→ Material for this exercise
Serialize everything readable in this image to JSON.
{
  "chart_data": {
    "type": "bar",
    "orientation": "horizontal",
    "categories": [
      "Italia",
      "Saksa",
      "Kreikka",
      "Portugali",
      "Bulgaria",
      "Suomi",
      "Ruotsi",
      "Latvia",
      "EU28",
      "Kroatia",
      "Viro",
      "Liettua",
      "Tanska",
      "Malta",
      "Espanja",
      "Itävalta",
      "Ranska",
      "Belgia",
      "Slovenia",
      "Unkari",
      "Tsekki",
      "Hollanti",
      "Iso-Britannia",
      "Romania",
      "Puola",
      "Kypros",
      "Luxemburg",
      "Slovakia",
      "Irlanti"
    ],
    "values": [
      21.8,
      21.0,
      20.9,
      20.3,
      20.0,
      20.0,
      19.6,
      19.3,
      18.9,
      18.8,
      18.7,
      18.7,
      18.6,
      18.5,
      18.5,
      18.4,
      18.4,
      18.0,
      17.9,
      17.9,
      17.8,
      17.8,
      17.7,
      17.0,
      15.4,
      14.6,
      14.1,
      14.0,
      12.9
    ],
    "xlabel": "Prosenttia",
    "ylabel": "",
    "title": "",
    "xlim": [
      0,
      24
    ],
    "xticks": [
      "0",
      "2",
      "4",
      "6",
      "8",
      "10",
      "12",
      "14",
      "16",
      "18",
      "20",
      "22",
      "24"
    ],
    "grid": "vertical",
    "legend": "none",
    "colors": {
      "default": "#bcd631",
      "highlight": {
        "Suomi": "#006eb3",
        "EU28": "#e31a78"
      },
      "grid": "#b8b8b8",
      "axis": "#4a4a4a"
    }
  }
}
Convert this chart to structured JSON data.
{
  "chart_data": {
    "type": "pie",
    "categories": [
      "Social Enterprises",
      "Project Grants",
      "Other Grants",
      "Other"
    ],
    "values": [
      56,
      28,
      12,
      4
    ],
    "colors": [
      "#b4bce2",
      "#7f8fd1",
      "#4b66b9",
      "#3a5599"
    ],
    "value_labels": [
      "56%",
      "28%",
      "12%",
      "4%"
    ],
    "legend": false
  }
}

→ Work to do
Please quote the data above in full, with no line missing.

→ Completed exercise
Serialize everything readable in this image to JSON.
{
  "chart_data": {
    "type": "bar",
    "orientation": "horizontal",
    "categories": [
      "Italia",
      "Saksa",
      "Kreikka",
      "Portugali",
      "Bulgaria",
      "Suomi",
      "Ruotsi",
      "Latvia",
      "EU28",
      "Kroatia",
      "Viro",
      "Liettua",
      "Tanska",
      "Malta",
      "Espanja",
      "Itävalta",
      "Ranska",
      "Belgia",
      "Slovenia",
      "Unkari",
      "Tsekki",
      "Hollanti",
      "Iso-Britannia",
      "Romania",
      "Puola",
      "Kypros",
      "Luxemburg",
      "Slovakia",
      "Irlanti"
    ],
    "values": [
      21.8,
      21.0,
      20.9,
      20.3,
      20.0,
      20.0,
      19.6,
      19.3,
      18.9,
      18.8,
      18.7,
      18.7,
      18.6,
      18.5,
      18.5,
      18.4,
      18.4,
      18.0,
      17.9,
      17.9,
      17.8,
      17.8,
      17.7,
      17.0,
      15.4,
      14.6,
      14.1,
      14.0,
      12.9
    ],
    "xlabel": "Prosenttia",
    "ylabel": "",
    "title": "",
    "xlim": [
      0,
      24
    ],
    "xticks": [
      "0",
      "2",
      "4",
      "6",
      "8",
      "10",
      "12",
      "14",
      "16",
      "18",
      "20",
      "22",
      "24"
    ],
    "grid": "vertical",
    "legend": "none",
    "colors": {
      "default": "#bcd631",
      "highlight": {
        "Suomi": "#006eb3",
        "EU28": "#e31a78"
      },
      "grid": "#b8b8b8",
      "axis": "#4a4a4a"
    }
  }
}
Convert this chart to structured JSON data.
{
  "chart_data": {
    "type": "pie",
    "categories": [
      "Social Enterprises",
      "Project Grants",
      "Other Grants",
      "Other"
    ],
    "values": [
      56,
      28,
      12,
      4
    ],
    "colors": [
      "#b4bce2",
      "#7f8fd1",
      "#4b66b9",
      "#3a5599"
    ],
    "value_labels": [
      "56%",
      "28%",
      "12%",
      "4%"
    ],
    "legend": false
  }
}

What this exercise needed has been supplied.